Written exercise. Only a number is wanted. Count the lines holding the string "name".

Record excerpts.
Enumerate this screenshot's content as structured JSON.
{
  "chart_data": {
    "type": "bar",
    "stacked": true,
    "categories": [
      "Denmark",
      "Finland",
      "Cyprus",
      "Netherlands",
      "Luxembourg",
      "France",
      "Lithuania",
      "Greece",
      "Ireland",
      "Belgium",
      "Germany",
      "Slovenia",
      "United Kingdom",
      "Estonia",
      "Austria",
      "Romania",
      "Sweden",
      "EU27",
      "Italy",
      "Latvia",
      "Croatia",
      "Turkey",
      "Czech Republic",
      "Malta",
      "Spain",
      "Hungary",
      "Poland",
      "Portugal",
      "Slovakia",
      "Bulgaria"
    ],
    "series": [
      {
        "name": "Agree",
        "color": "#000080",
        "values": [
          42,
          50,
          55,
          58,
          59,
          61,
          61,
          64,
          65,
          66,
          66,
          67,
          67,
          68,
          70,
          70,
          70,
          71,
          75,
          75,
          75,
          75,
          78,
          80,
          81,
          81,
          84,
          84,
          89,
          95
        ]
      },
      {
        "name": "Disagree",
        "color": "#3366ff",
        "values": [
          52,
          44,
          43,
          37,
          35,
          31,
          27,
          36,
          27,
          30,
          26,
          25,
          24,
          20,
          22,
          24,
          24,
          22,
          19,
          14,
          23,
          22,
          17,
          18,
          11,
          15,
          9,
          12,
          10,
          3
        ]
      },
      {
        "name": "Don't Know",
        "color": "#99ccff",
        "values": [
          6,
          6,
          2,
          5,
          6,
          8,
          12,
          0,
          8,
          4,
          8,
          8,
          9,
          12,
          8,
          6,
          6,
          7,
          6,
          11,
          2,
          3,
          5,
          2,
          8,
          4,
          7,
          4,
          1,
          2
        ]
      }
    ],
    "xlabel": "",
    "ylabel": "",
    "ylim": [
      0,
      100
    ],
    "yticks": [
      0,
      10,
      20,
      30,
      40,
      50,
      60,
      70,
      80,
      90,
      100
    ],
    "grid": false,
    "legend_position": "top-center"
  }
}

Response to the exercise. 3